[Start of STORED DATA]

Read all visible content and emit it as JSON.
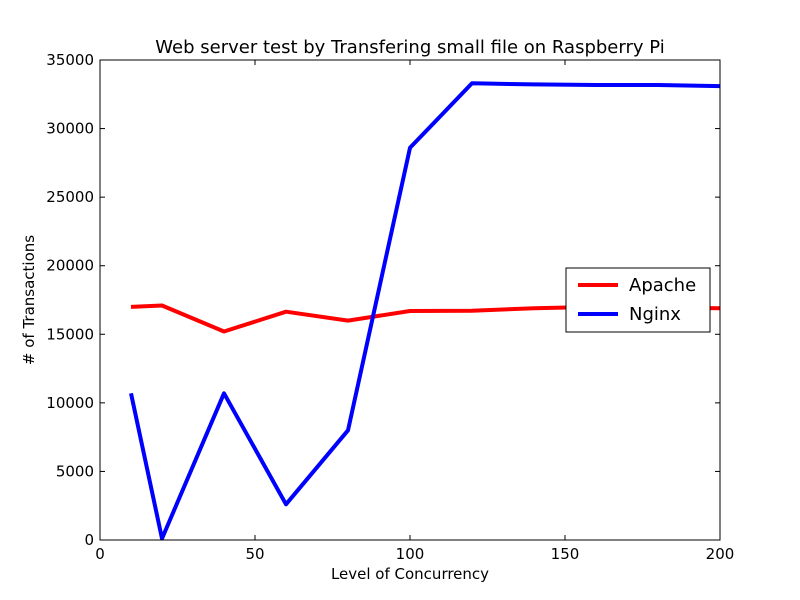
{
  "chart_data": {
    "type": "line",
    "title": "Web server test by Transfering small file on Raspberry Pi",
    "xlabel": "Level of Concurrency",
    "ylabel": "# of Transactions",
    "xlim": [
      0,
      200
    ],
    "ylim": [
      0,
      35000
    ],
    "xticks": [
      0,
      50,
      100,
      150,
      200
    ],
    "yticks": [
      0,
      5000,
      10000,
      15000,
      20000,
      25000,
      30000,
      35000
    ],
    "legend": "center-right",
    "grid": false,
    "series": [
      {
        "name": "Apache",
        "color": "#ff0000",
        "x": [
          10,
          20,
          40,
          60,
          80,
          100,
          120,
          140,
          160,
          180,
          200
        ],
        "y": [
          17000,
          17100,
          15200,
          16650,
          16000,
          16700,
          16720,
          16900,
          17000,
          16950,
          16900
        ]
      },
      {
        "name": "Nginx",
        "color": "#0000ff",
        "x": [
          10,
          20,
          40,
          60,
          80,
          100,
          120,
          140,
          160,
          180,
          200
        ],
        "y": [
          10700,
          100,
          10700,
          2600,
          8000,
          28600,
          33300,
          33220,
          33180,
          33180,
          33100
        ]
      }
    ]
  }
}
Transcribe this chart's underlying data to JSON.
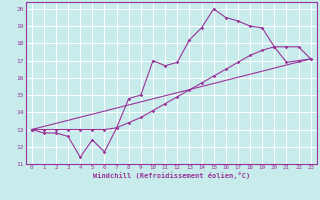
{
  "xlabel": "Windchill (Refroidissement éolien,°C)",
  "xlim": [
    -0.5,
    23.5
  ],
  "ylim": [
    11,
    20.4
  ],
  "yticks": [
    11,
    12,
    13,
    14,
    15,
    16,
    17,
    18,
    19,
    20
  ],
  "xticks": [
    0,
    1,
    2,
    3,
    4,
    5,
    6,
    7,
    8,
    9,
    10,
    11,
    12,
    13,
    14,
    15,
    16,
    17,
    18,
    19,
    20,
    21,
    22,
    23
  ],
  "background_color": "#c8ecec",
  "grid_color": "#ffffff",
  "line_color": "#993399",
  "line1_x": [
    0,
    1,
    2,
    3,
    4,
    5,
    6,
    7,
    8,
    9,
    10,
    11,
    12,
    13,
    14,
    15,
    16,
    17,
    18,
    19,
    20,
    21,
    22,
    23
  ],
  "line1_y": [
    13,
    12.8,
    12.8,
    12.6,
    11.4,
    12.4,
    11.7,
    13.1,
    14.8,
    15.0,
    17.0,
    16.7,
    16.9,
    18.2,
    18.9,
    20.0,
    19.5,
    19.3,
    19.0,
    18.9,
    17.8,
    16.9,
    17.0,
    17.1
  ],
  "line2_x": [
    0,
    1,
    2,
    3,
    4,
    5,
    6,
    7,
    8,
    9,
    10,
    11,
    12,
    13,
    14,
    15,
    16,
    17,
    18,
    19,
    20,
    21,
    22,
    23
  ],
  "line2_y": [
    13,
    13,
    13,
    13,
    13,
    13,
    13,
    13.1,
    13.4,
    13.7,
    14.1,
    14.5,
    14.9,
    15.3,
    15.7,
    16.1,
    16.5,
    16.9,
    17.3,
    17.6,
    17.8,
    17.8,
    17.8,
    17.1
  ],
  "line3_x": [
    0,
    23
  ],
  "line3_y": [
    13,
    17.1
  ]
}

[End of STORED DATA]

▶ [WORK INSTRUCTIONS]: Collect each line containing the string "JSON".

▶ [FULL ANSWER]:
Read all visible content and emit it as JSON.
Transcribe this chart's underlying data to JSON.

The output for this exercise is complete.